Directive: State how many lines of the listing below include the word "Опишите". Give only the number.

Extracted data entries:
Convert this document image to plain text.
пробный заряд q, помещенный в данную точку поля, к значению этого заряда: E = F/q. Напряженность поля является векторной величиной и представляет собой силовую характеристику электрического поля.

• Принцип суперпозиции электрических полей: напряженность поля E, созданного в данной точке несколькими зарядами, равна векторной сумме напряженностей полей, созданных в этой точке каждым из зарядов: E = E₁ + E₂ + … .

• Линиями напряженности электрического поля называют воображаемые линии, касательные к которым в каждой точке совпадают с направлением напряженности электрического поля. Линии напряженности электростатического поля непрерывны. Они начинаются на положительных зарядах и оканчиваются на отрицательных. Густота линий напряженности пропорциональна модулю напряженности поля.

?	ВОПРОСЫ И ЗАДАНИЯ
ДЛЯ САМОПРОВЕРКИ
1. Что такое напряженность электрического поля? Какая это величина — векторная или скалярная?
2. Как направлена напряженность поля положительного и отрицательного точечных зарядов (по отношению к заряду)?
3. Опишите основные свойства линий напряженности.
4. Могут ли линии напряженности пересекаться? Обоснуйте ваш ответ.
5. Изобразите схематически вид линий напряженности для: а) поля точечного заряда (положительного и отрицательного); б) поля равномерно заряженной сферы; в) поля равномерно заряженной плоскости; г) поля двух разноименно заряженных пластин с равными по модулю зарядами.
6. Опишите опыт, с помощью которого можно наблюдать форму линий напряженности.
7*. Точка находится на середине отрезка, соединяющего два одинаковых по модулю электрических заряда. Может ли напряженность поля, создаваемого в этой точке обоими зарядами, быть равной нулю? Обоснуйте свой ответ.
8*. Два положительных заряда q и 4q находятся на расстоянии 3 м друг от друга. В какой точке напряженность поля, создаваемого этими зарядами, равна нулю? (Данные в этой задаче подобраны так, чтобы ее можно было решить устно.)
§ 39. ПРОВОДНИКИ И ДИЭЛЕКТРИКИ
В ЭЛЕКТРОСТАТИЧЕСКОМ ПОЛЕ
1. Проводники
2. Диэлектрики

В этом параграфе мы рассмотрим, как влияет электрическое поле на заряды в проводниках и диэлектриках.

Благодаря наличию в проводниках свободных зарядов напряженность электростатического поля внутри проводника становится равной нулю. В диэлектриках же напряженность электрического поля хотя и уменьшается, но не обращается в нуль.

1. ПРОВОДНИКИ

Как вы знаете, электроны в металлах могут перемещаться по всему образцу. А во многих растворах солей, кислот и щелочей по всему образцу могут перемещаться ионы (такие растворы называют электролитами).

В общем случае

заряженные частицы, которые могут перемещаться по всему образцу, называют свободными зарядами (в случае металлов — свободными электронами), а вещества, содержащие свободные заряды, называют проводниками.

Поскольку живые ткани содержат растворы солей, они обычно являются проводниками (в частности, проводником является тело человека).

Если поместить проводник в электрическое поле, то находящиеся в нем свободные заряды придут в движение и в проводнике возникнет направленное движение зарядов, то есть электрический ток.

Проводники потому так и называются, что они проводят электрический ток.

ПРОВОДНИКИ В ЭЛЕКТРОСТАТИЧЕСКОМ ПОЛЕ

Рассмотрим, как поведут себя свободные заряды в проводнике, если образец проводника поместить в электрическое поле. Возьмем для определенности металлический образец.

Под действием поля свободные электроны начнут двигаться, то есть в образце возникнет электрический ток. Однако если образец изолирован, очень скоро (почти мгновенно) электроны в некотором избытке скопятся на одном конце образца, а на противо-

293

--

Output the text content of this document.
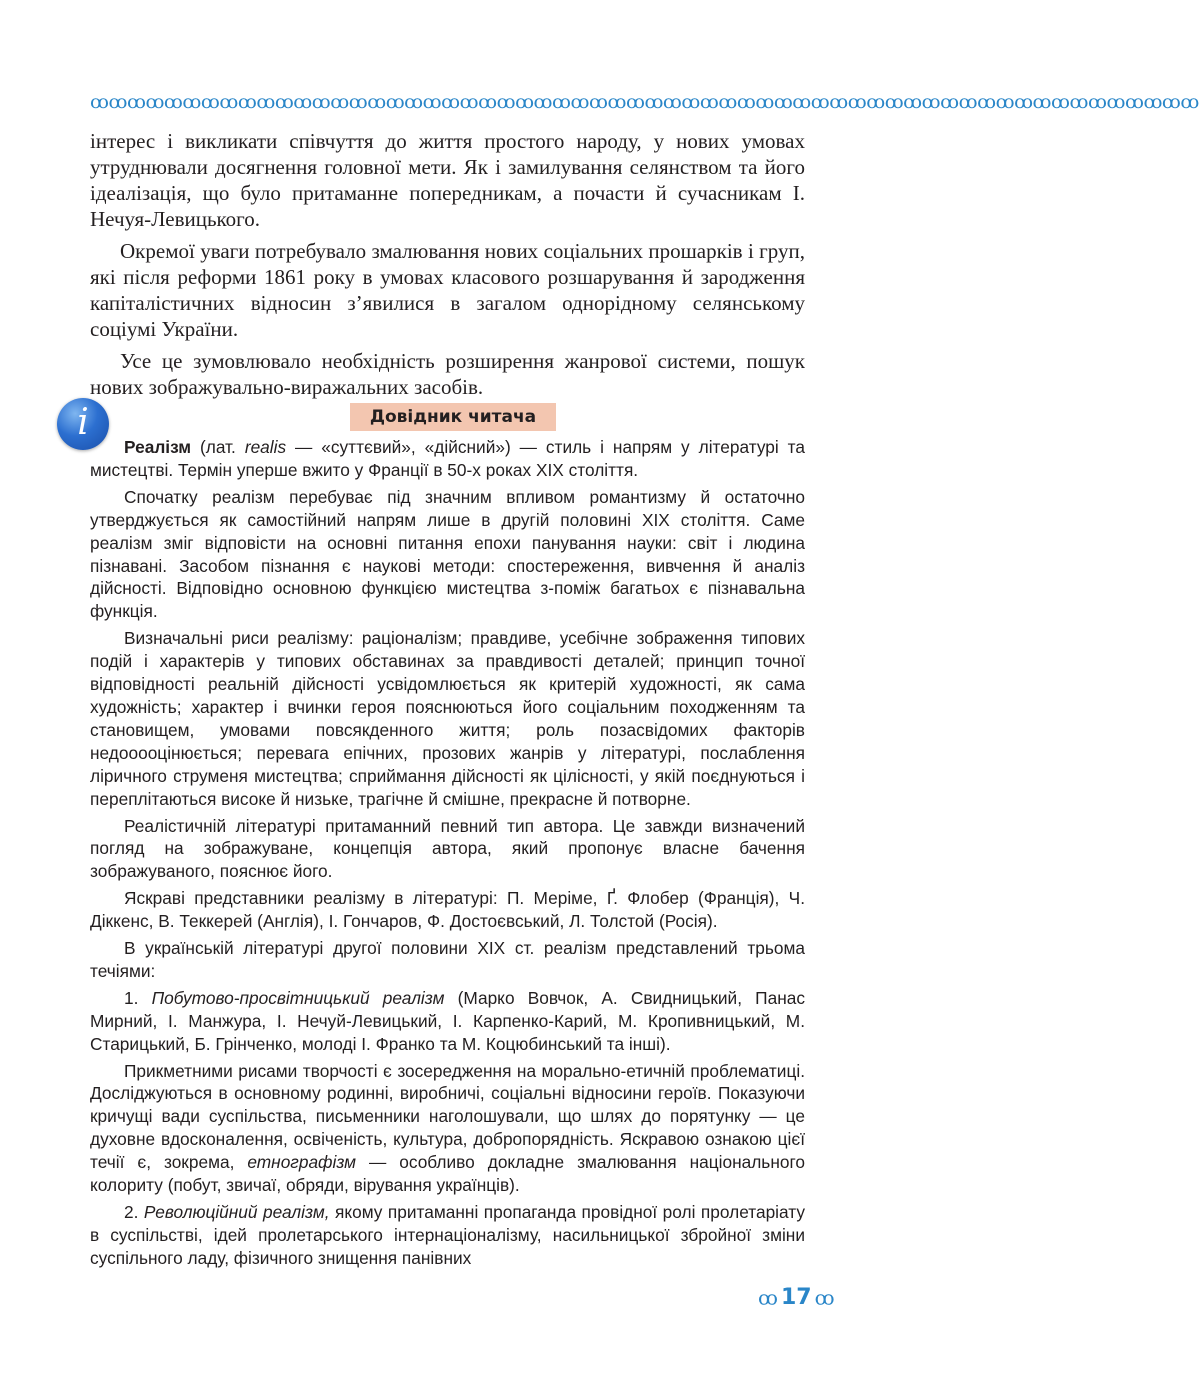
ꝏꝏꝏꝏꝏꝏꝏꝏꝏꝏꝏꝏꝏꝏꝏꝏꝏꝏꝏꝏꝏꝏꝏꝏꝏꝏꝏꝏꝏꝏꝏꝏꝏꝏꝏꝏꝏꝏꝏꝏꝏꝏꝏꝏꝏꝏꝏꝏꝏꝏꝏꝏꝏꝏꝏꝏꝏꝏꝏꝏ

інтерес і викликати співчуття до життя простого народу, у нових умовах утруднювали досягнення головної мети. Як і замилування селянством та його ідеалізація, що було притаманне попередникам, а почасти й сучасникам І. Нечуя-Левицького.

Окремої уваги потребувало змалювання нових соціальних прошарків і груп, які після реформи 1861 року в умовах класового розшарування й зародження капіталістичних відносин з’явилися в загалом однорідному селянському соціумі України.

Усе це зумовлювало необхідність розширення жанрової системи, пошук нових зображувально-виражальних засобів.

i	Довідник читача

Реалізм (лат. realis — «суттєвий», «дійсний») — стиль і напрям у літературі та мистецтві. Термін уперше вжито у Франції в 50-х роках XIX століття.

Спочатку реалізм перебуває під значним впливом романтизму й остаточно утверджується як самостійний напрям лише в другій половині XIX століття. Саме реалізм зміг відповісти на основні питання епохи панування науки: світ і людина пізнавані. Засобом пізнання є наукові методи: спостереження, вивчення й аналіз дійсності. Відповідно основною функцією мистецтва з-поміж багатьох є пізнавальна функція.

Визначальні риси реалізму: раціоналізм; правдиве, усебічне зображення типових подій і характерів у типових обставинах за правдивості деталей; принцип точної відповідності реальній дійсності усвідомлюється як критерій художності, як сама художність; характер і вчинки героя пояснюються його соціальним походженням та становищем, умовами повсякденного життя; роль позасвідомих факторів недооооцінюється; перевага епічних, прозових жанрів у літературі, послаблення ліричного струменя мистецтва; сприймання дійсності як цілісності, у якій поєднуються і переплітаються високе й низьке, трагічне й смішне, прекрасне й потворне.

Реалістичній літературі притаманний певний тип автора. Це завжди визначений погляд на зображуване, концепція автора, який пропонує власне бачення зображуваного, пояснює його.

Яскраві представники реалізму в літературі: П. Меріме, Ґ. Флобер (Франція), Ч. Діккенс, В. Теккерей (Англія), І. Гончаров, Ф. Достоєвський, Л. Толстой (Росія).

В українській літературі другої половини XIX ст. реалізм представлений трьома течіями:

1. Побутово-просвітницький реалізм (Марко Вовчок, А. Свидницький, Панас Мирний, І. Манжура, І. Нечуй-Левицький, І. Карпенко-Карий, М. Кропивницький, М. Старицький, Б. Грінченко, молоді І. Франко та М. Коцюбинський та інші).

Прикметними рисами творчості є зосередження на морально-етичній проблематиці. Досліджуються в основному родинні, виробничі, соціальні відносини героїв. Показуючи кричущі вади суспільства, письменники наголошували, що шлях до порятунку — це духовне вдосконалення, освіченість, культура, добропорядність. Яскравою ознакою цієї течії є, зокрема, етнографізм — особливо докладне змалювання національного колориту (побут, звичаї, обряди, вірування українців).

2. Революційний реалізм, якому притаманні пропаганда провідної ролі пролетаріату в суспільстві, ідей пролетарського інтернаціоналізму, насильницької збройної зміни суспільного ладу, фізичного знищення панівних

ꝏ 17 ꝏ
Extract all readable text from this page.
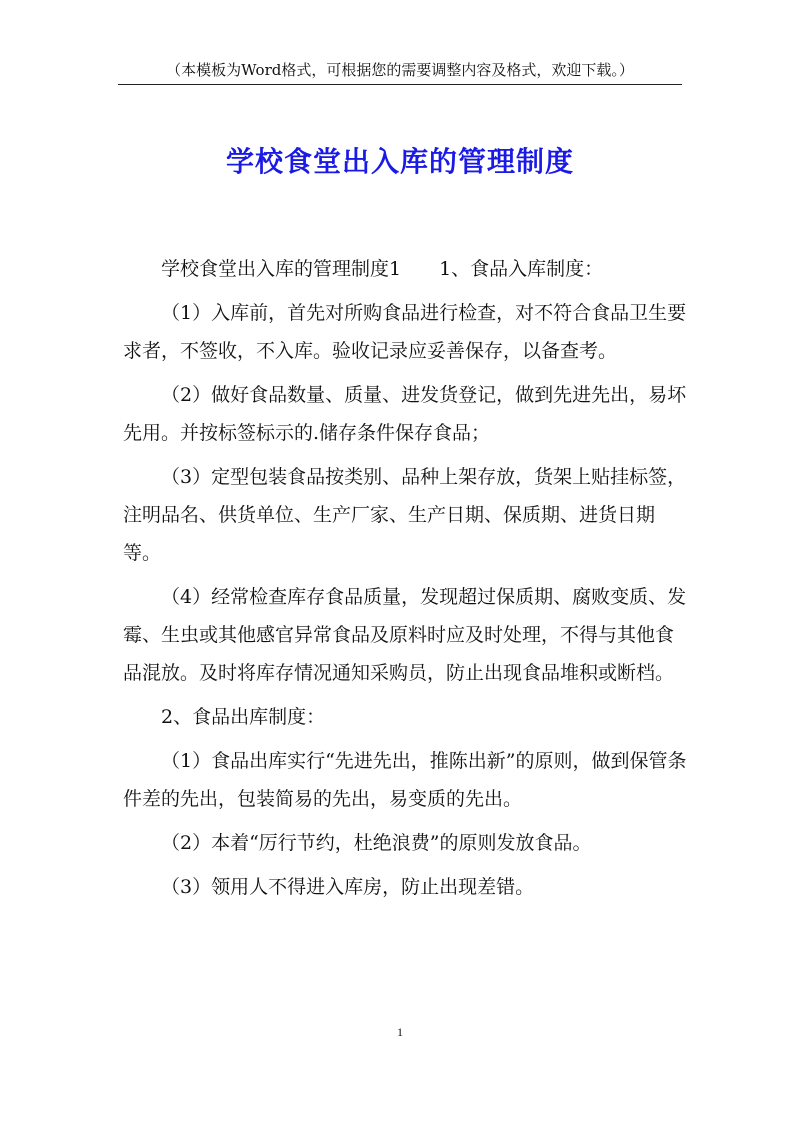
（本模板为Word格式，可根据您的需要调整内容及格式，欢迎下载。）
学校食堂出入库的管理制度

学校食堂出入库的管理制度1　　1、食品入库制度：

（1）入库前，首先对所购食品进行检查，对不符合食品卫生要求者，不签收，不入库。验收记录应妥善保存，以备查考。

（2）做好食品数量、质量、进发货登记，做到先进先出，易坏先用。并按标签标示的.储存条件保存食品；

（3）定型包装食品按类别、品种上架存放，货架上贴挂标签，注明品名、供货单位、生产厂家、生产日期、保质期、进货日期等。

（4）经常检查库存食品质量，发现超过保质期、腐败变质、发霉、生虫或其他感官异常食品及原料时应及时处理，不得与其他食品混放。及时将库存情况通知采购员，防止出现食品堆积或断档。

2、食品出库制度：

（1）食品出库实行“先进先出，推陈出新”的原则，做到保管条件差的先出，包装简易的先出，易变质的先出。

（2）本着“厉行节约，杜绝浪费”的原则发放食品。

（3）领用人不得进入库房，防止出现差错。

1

Solution to this exercise: 2